WHAT TO DO » Locate each line in the records containing "Contains". Copy it.

INFORMATION SUPPLIED »

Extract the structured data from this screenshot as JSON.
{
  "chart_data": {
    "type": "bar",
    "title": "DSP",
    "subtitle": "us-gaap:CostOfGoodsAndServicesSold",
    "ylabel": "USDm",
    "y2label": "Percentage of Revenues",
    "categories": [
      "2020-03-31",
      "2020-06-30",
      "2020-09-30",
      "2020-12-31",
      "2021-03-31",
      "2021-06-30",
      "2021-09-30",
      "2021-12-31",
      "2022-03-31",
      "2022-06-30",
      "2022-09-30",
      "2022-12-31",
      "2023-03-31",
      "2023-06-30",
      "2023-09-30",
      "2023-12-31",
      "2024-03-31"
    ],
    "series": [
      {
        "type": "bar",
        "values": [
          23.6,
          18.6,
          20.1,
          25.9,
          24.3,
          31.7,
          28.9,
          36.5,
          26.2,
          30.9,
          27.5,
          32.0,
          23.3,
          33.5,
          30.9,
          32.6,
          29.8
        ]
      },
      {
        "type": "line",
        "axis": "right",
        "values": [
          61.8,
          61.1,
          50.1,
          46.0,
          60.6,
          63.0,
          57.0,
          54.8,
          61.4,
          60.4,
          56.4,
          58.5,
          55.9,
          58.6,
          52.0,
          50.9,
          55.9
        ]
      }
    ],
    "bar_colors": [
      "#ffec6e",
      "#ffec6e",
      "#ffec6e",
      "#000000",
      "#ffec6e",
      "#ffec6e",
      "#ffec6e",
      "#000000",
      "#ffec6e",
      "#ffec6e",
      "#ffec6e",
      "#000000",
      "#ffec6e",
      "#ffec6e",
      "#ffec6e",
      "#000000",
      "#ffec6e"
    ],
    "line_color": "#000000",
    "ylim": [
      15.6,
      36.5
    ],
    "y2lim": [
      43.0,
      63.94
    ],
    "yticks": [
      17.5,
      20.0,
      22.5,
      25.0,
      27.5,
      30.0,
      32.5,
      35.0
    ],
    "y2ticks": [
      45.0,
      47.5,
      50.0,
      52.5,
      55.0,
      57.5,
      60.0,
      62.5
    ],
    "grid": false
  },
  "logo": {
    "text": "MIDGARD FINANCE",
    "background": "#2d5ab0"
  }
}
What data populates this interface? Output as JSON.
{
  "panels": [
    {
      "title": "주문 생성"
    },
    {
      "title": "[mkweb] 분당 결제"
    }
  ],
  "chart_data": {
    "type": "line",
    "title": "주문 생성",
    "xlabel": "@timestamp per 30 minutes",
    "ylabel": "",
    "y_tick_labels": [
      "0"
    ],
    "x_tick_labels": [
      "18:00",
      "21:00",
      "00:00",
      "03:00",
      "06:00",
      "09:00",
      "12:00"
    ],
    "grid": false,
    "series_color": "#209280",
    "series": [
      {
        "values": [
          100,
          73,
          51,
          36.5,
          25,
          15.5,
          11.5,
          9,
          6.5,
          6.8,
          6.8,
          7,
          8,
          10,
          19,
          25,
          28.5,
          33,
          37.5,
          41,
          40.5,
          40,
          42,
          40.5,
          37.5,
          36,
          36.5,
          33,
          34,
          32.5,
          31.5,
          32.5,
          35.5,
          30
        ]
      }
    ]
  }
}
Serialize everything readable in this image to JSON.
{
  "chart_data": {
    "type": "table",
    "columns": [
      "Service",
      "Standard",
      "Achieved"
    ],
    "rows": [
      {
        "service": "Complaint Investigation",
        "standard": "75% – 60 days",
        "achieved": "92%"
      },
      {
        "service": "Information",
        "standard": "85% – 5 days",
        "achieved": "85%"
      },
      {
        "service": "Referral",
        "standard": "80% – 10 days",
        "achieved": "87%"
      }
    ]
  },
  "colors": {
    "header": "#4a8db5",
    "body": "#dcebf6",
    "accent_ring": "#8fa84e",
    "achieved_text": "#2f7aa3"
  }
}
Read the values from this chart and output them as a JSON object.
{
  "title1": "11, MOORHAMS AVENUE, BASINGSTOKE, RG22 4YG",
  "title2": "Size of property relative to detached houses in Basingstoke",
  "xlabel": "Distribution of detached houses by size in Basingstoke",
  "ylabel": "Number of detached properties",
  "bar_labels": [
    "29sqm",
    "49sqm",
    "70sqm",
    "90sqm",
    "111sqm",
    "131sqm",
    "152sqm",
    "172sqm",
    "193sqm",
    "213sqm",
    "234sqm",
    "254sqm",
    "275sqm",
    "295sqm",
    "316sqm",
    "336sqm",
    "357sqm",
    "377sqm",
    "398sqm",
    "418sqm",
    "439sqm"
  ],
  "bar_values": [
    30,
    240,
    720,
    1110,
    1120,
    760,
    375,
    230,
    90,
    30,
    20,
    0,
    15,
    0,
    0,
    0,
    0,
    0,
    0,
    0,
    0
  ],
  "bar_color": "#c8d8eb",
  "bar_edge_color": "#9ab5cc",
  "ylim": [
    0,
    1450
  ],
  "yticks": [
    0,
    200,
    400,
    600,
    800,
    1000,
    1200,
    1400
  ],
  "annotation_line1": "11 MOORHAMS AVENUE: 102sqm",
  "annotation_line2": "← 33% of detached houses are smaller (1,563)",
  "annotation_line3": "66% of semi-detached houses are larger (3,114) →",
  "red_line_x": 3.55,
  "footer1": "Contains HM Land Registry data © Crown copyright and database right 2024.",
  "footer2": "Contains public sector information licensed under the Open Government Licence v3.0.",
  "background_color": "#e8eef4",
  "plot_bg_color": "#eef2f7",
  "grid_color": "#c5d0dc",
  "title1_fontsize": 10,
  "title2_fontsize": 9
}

REPLY TO THE EXERCISE »
  "footer1": "Contains HM Land Registry data © Crown copyright and database right 2024.",
  "footer2": "Contains public sector information licensed under the Open Government Licence v3.0.",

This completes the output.